> _The request_
Will you write out the data exactly, excluding every picture?

:::::

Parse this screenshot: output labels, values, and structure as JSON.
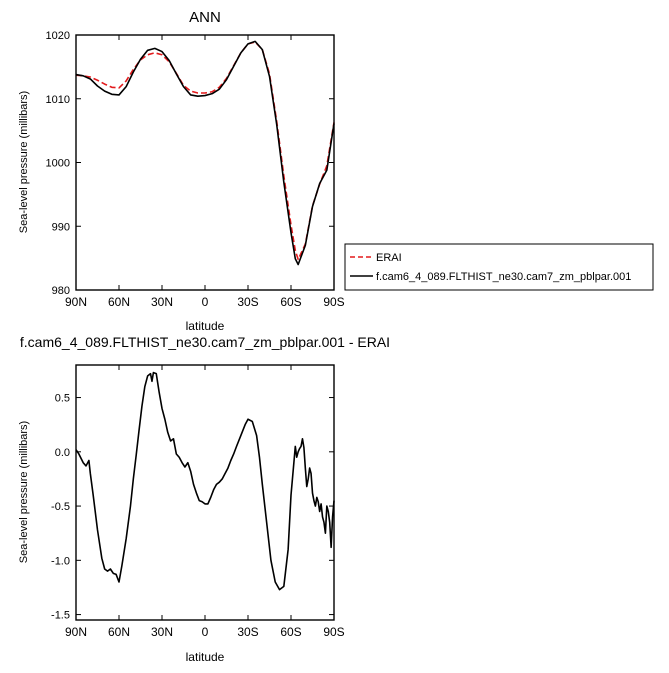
{
  "chart_data": [
    {
      "type": "line",
      "title": "ANN",
      "xlabel": "latitude",
      "ylabel": "Sea-level pressure (millibars)",
      "xlim": [
        90,
        -90
      ],
      "ylim": [
        980,
        1020
      ],
      "x_ticks": [
        90,
        60,
        30,
        0,
        -30,
        -60,
        -90
      ],
      "x_tick_labels": [
        "90N",
        "60N",
        "30N",
        "0",
        "30S",
        "60S",
        "90S"
      ],
      "y_ticks": [
        980,
        990,
        1000,
        1010,
        1020
      ],
      "y_tick_labels": [
        "980",
        "990",
        "1000",
        "1010",
        "1020"
      ],
      "grid": false,
      "legend_position": "outside-right",
      "series": [
        {
          "name": "ERAI",
          "color": "#e31a1c",
          "dash": "dashed",
          "x": [
            90,
            85,
            80,
            75,
            70,
            65,
            60,
            55,
            50,
            45,
            40,
            35,
            30,
            25,
            20,
            15,
            10,
            5,
            0,
            -5,
            -10,
            -15,
            -20,
            -25,
            -30,
            -35,
            -40,
            -45,
            -50,
            -55,
            -60,
            -63,
            -65,
            -70,
            -75,
            -80,
            -85,
            -90
          ],
          "y": [
            1013.7,
            1013.6,
            1013.4,
            1012.9,
            1012.3,
            1011.8,
            1011.7,
            1012.8,
            1014.6,
            1016.1,
            1016.9,
            1017.2,
            1016.9,
            1015.8,
            1014.0,
            1012.1,
            1011.2,
            1010.9,
            1010.9,
            1011.1,
            1011.8,
            1013.2,
            1015.2,
            1017.2,
            1018.6,
            1018.9,
            1017.7,
            1013.9,
            1006.5,
            997.9,
            990.2,
            986.2,
            984.8,
            987.2,
            993.2,
            996.6,
            999.5,
            1006.3
          ]
        },
        {
          "name": "f.cam6_4_089.FLTHIST_ne30.cam7_zm_pblpar.001",
          "color": "#000000",
          "dash": "solid",
          "x": [
            90,
            85,
            80,
            75,
            70,
            65,
            60,
            55,
            50,
            45,
            40,
            35,
            30,
            25,
            20,
            15,
            10,
            5,
            0,
            -5,
            -10,
            -15,
            -20,
            -25,
            -30,
            -35,
            -40,
            -45,
            -50,
            -55,
            -60,
            -63,
            -65,
            -70,
            -75,
            -80,
            -85,
            -90
          ],
          "y": [
            1013.8,
            1013.6,
            1013.1,
            1012.0,
            1011.2,
            1010.7,
            1010.6,
            1011.9,
            1014.2,
            1016.2,
            1017.6,
            1017.9,
            1017.4,
            1016.0,
            1013.9,
            1011.9,
            1010.6,
            1010.4,
            1010.5,
            1010.8,
            1011.5,
            1013.0,
            1015.1,
            1017.2,
            1018.6,
            1019.0,
            1017.7,
            1013.5,
            1006.0,
            996.9,
            989.0,
            984.9,
            984.0,
            987.0,
            993.1,
            996.7,
            998.8,
            1006.1
          ]
        }
      ]
    },
    {
      "type": "line",
      "title": "f.cam6_4_089.FLTHIST_ne30.cam7_zm_pblpar.001 - ERAI",
      "xlabel": "latitude",
      "ylabel": "Sea-level pressure (millibars)",
      "xlim": [
        90,
        -90
      ],
      "ylim": [
        -1.55,
        0.8
      ],
      "x_ticks": [
        90,
        60,
        30,
        0,
        -30,
        -60,
        -90
      ],
      "x_tick_labels": [
        "90N",
        "60N",
        "30N",
        "0",
        "30S",
        "60S",
        "90S"
      ],
      "y_ticks": [
        -1.5,
        -1.0,
        -0.5,
        0.0,
        0.5
      ],
      "y_tick_labels": [
        "-1.5",
        "-1.0",
        "-0.5",
        "0.0",
        "0.5"
      ],
      "grid": false,
      "series": [
        {
          "color": "#000000",
          "x": [
            90,
            88,
            85,
            83,
            81,
            80,
            78,
            75,
            72,
            70,
            68,
            66,
            64,
            62,
            60,
            58,
            55,
            52,
            50,
            48,
            46,
            44,
            42,
            40,
            38,
            37,
            36,
            34,
            32,
            30,
            28,
            26,
            24,
            22,
            20,
            18,
            16,
            14,
            12,
            10,
            8,
            6,
            4,
            2,
            0,
            -2,
            -4,
            -6,
            -8,
            -10,
            -12,
            -14,
            -16,
            -18,
            -20,
            -22,
            -25,
            -28,
            -30,
            -33,
            -36,
            -38,
            -40,
            -43,
            -46,
            -49,
            -52,
            -55,
            -58,
            -60,
            -62,
            -63,
            -64,
            -65,
            -66,
            -67,
            -68,
            -69,
            -70,
            -71,
            -72,
            -73,
            -74,
            -75,
            -76,
            -77,
            -78,
            -79,
            -80,
            -81,
            -82,
            -83,
            -84,
            -85,
            -86,
            -87,
            -88,
            -89,
            -90
          ],
          "y": [
            0.02,
            -0.02,
            -0.1,
            -0.13,
            -0.08,
            -0.2,
            -0.4,
            -0.72,
            -0.98,
            -1.08,
            -1.1,
            -1.08,
            -1.12,
            -1.13,
            -1.2,
            -1.05,
            -0.8,
            -0.5,
            -0.25,
            -0.03,
            0.2,
            0.42,
            0.6,
            0.7,
            0.72,
            0.65,
            0.73,
            0.72,
            0.55,
            0.4,
            0.3,
            0.18,
            0.1,
            0.12,
            -0.02,
            -0.05,
            -0.1,
            -0.14,
            -0.1,
            -0.18,
            -0.3,
            -0.38,
            -0.45,
            -0.46,
            -0.48,
            -0.48,
            -0.42,
            -0.35,
            -0.3,
            -0.28,
            -0.25,
            -0.2,
            -0.15,
            -0.08,
            -0.02,
            0.05,
            0.15,
            0.25,
            0.3,
            0.28,
            0.15,
            -0.05,
            -0.3,
            -0.65,
            -1.0,
            -1.2,
            -1.27,
            -1.24,
            -0.9,
            -0.4,
            -0.1,
            0.05,
            -0.05,
            0.0,
            0.03,
            0.05,
            0.12,
            0.04,
            -0.15,
            -0.32,
            -0.25,
            -0.15,
            -0.2,
            -0.38,
            -0.45,
            -0.5,
            -0.42,
            -0.46,
            -0.55,
            -0.48,
            -0.6,
            -0.65,
            -0.75,
            -0.5,
            -0.55,
            -0.65,
            -0.88,
            -0.6,
            -0.45
          ]
        }
      ]
    }
  ]
}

:::::

> _Worked solution_
Parse this screenshot: output labels, values, and structure as JSON.
{
  "chart_data": [
    {
      "type": "line",
      "title": "ANN",
      "xlabel": "latitude",
      "ylabel": "Sea-level pressure (millibars)",
      "xlim": [
        90,
        -90
      ],
      "ylim": [
        980,
        1020
      ],
      "x_ticks": [
        90,
        60,
        30,
        0,
        -30,
        -60,
        -90
      ],
      "x_tick_labels": [
        "90N",
        "60N",
        "30N",
        "0",
        "30S",
        "60S",
        "90S"
      ],
      "y_ticks": [
        980,
        990,
        1000,
        1010,
        1020
      ],
      "y_tick_labels": [
        "980",
        "990",
        "1000",
        "1010",
        "1020"
      ],
      "grid": false,
      "legend_position": "outside-right",
      "series": [
        {
          "name": "ERAI",
          "color": "#e31a1c",
          "dash": "dashed",
          "x": [
            90,
            85,
            80,
            75,
            70,
            65,
            60,
            55,
            50,
            45,
            40,
            35,
            30,
            25,
            20,
            15,
            10,
            5,
            0,
            -5,
            -10,
            -15,
            -20,
            -25,
            -30,
            -35,
            -40,
            -45,
            -50,
            -55,
            -60,
            -63,
            -65,
            -70,
            -75,
            -80,
            -85,
            -90
          ],
          "y": [
            1013.7,
            1013.6,
            1013.4,
            1012.9,
            1012.3,
            1011.8,
            1011.7,
            1012.8,
            1014.6,
            1016.1,
            1016.9,
            1017.2,
            1016.9,
            1015.8,
            1014.0,
            1012.1,
            1011.2,
            1010.9,
            1010.9,
            1011.1,
            1011.8,
            1013.2,
            1015.2,
            1017.2,
            1018.6,
            1018.9,
            1017.7,
            1013.9,
            1006.5,
            997.9,
            990.2,
            986.2,
            984.8,
            987.2,
            993.2,
            996.6,
            999.5,
            1006.3
          ]
        },
        {
          "name": "f.cam6_4_089.FLTHIST_ne30.cam7_zm_pblpar.001",
          "color": "#000000",
          "dash": "solid",
          "x": [
            90,
            85,
            80,
            75,
            70,
            65,
            60,
            55,
            50,
            45,
            40,
            35,
            30,
            25,
            20,
            15,
            10,
            5,
            0,
            -5,
            -10,
            -15,
            -20,
            -25,
            -30,
            -35,
            -40,
            -45,
            -50,
            -55,
            -60,
            -63,
            -65,
            -70,
            -75,
            -80,
            -85,
            -90
          ],
          "y": [
            1013.8,
            1013.6,
            1013.1,
            1012.0,
            1011.2,
            1010.7,
            1010.6,
            1011.9,
            1014.2,
            1016.2,
            1017.6,
            1017.9,
            1017.4,
            1016.0,
            1013.9,
            1011.9,
            1010.6,
            1010.4,
            1010.5,
            1010.8,
            1011.5,
            1013.0,
            1015.1,
            1017.2,
            1018.6,
            1019.0,
            1017.7,
            1013.5,
            1006.0,
            996.9,
            989.0,
            984.9,
            984.0,
            987.0,
            993.1,
            996.7,
            998.8,
            1006.1
          ]
        }
      ]
    },
    {
      "type": "line",
      "title": "f.cam6_4_089.FLTHIST_ne30.cam7_zm_pblpar.001 - ERAI",
      "xlabel": "latitude",
      "ylabel": "Sea-level pressure (millibars)",
      "xlim": [
        90,
        -90
      ],
      "ylim": [
        -1.55,
        0.8
      ],
      "x_ticks": [
        90,
        60,
        30,
        0,
        -30,
        -60,
        -90
      ],
      "x_tick_labels": [
        "90N",
        "60N",
        "30N",
        "0",
        "30S",
        "60S",
        "90S"
      ],
      "y_ticks": [
        -1.5,
        -1.0,
        -0.5,
        0.0,
        0.5
      ],
      "y_tick_labels": [
        "-1.5",
        "-1.0",
        "-0.5",
        "0.0",
        "0.5"
      ],
      "grid": false,
      "series": [
        {
          "color": "#000000",
          "x": [
            90,
            88,
            85,
            83,
            81,
            80,
            78,
            75,
            72,
            70,
            68,
            66,
            64,
            62,
            60,
            58,
            55,
            52,
            50,
            48,
            46,
            44,
            42,
            40,
            38,
            37,
            36,
            34,
            32,
            30,
            28,
            26,
            24,
            22,
            20,
            18,
            16,
            14,
            12,
            10,
            8,
            6,
            4,
            2,
            0,
            -2,
            -4,
            -6,
            -8,
            -10,
            -12,
            -14,
            -16,
            -18,
            -20,
            -22,
            -25,
            -28,
            -30,
            -33,
            -36,
            -38,
            -40,
            -43,
            -46,
            -49,
            -52,
            -55,
            -58,
            -60,
            -62,
            -63,
            -64,
            -65,
            -66,
            -67,
            -68,
            -69,
            -70,
            -71,
            -72,
            -73,
            -74,
            -75,
            -76,
            -77,
            -78,
            -79,
            -80,
            -81,
            -82,
            -83,
            -84,
            -85,
            -86,
            -87,
            -88,
            -89,
            -90
          ],
          "y": [
            0.02,
            -0.02,
            -0.1,
            -0.13,
            -0.08,
            -0.2,
            -0.4,
            -0.72,
            -0.98,
            -1.08,
            -1.1,
            -1.08,
            -1.12,
            -1.13,
            -1.2,
            -1.05,
            -0.8,
            -0.5,
            -0.25,
            -0.03,
            0.2,
            0.42,
            0.6,
            0.7,
            0.72,
            0.65,
            0.73,
            0.72,
            0.55,
            0.4,
            0.3,
            0.18,
            0.1,
            0.12,
            -0.02,
            -0.05,
            -0.1,
            -0.14,
            -0.1,
            -0.18,
            -0.3,
            -0.38,
            -0.45,
            -0.46,
            -0.48,
            -0.48,
            -0.42,
            -0.35,
            -0.3,
            -0.28,
            -0.25,
            -0.2,
            -0.15,
            -0.08,
            -0.02,
            0.05,
            0.15,
            0.25,
            0.3,
            0.28,
            0.15,
            -0.05,
            -0.3,
            -0.65,
            -1.0,
            -1.2,
            -1.27,
            -1.24,
            -0.9,
            -0.4,
            -0.1,
            0.05,
            -0.05,
            0.0,
            0.03,
            0.05,
            0.12,
            0.04,
            -0.15,
            -0.32,
            -0.25,
            -0.15,
            -0.2,
            -0.38,
            -0.45,
            -0.5,
            -0.42,
            -0.46,
            -0.55,
            -0.48,
            -0.6,
            -0.65,
            -0.75,
            -0.5,
            -0.55,
            -0.65,
            -0.88,
            -0.6,
            -0.45
          ]
        }
      ]
    }
  ]
}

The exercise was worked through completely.